§ **Written exercise**: Return all the data, word for word.

§ **Extracted records**:
================

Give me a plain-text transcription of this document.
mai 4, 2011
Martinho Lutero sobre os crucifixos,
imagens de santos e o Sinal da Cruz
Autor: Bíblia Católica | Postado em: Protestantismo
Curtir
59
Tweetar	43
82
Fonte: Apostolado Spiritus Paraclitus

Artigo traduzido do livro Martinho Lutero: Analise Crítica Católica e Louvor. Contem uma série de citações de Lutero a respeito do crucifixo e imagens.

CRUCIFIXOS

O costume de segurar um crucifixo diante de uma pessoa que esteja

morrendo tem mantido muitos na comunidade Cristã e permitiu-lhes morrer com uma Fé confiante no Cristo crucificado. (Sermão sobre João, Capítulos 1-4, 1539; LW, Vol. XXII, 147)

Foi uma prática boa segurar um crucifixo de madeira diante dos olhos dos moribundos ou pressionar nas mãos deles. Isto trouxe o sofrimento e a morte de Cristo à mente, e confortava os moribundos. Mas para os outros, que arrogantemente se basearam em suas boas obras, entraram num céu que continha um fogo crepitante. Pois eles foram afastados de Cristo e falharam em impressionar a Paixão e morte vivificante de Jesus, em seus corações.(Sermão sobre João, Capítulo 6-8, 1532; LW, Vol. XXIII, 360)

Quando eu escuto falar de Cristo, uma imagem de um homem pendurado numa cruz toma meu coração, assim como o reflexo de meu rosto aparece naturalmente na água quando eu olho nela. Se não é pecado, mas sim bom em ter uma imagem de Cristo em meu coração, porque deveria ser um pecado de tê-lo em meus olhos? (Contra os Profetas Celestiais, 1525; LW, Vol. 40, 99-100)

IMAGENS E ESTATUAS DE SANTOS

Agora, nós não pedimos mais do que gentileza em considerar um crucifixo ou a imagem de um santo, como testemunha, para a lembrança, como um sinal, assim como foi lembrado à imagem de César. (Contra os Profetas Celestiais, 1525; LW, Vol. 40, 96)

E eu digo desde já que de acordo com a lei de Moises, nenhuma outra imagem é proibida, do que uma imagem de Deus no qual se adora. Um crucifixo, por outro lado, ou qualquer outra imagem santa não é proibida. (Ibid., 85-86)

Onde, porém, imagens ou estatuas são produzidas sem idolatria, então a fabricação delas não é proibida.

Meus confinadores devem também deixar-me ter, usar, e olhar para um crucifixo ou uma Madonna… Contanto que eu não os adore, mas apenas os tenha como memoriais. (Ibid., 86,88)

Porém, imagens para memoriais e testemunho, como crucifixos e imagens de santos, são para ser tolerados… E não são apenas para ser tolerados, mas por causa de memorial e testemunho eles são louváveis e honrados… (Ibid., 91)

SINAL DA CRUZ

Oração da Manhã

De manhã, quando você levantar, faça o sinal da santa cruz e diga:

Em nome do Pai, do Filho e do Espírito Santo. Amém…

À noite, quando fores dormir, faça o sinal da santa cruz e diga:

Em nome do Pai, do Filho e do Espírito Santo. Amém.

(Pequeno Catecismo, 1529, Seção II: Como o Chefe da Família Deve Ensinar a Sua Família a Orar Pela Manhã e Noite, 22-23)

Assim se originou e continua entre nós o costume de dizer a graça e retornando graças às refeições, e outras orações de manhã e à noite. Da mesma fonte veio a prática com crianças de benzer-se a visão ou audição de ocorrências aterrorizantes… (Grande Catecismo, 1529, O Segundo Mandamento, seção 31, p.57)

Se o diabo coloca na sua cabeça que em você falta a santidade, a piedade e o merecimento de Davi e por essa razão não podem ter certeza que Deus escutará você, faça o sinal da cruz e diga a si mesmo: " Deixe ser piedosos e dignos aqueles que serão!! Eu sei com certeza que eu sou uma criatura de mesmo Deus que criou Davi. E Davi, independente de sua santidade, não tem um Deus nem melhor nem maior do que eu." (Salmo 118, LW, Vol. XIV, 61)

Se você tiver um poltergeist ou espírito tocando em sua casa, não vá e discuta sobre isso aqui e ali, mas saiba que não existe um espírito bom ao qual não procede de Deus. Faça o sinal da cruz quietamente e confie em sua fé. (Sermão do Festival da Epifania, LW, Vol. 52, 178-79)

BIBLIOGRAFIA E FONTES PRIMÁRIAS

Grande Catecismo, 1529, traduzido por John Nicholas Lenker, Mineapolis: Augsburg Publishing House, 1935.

================

§ **Output of the exercise**:
Give me a plain-text transcription of this document.
mai 4, 2011
Martinho Lutero sobre os crucifixos,
imagens de santos e o Sinal da Cruz
Autor: Bíblia Católica | Postado em: Protestantismo
Curtir
59
Tweetar	43
82
Fonte: Apostolado Spiritus Paraclitus

Artigo traduzido do livro Martinho Lutero: Analise Crítica Católica e Louvor. Contem uma série de citações de Lutero a respeito do crucifixo e imagens.

CRUCIFIXOS

O costume de segurar um crucifixo diante de uma pessoa que esteja

morrendo tem mantido muitos na comunidade Cristã e permitiu-lhes morrer com uma Fé confiante no Cristo crucificado. (Sermão sobre João, Capítulos 1-4, 1539; LW, Vol. XXII, 147)

Foi uma prática boa segurar um crucifixo de madeira diante dos olhos dos moribundos ou pressionar nas mãos deles. Isto trouxe o sofrimento e a morte de Cristo à mente, e confortava os moribundos. Mas para os outros, que arrogantemente se basearam em suas boas obras, entraram num céu que continha um fogo crepitante. Pois eles foram afastados de Cristo e falharam em impressionar a Paixão e morte vivificante de Jesus, em seus corações.(Sermão sobre João, Capítulo 6-8, 1532; LW, Vol. XXIII, 360)

Quando eu escuto falar de Cristo, uma imagem de um homem pendurado numa cruz toma meu coração, assim como o reflexo de meu rosto aparece naturalmente na água quando eu olho nela. Se não é pecado, mas sim bom em ter uma imagem de Cristo em meu coração, porque deveria ser um pecado de tê-lo em meus olhos? (Contra os Profetas Celestiais, 1525; LW, Vol. 40, 99-100)

IMAGENS E ESTATUAS DE SANTOS

Agora, nós não pedimos mais do que gentileza em considerar um crucifixo ou a imagem de um santo, como testemunha, para a lembrança, como um sinal, assim como foi lembrado à imagem de César. (Contra os Profetas Celestiais, 1525; LW, Vol. 40, 96)

E eu digo desde já que de acordo com a lei de Moises, nenhuma outra imagem é proibida, do que uma imagem de Deus no qual se adora. Um crucifixo, por outro lado, ou qualquer outra imagem santa não é proibida. (Ibid., 85-86)

Onde, porém, imagens ou estatuas são produzidas sem idolatria, então a fabricação delas não é proibida.

Meus confinadores devem também deixar-me ter, usar, e olhar para um crucifixo ou uma Madonna… Contanto que eu não os adore, mas apenas os tenha como memoriais. (Ibid., 86,88)

Porém, imagens para memoriais e testemunho, como crucifixos e imagens de santos, são para ser tolerados… E não são apenas para ser tolerados, mas por causa de memorial e testemunho eles são louváveis e honrados… (Ibid., 91)

SINAL DA CRUZ

Oração da Manhã

De manhã, quando você levantar, faça o sinal da santa cruz e diga:

Em nome do Pai, do Filho e do Espírito Santo. Amém…

À noite, quando fores dormir, faça o sinal da santa cruz e diga:

Em nome do Pai, do Filho e do Espírito Santo. Amém.

(Pequeno Catecismo, 1529, Seção II: Como o Chefe da Família Deve Ensinar a Sua Família a Orar Pela Manhã e Noite, 22-23)

Assim se originou e continua entre nós o costume de dizer a graça e retornando graças às refeições, e outras orações de manhã e à noite. Da mesma fonte veio a prática com crianças de benzer-se a visão ou audição de ocorrências aterrorizantes… (Grande Catecismo, 1529, O Segundo Mandamento, seção 31, p.57)

Se o diabo coloca na sua cabeça que em você falta a santidade, a piedade e o merecimento de Davi e por essa razão não podem ter certeza que Deus escutará você, faça o sinal da cruz e diga a si mesmo: " Deixe ser piedosos e dignos aqueles que serão!! Eu sei com certeza que eu sou uma criatura de mesmo Deus que criou Davi. E Davi, independente de sua santidade, não tem um Deus nem melhor nem maior do que eu." (Salmo 118, LW, Vol. XIV, 61)

Se você tiver um poltergeist ou espírito tocando em sua casa, não vá e discuta sobre isso aqui e ali, mas saiba que não existe um espírito bom ao qual não procede de Deus. Faça o sinal da cruz quietamente e confie em sua fé. (Sermão do Festival da Epifania, LW, Vol. 52, 178-79)

BIBLIOGRAFIA E FONTES PRIMÁRIAS

Grande Catecismo, 1529, traduzido por John Nicholas Lenker, Mineapolis: Augsburg Publishing House, 1935.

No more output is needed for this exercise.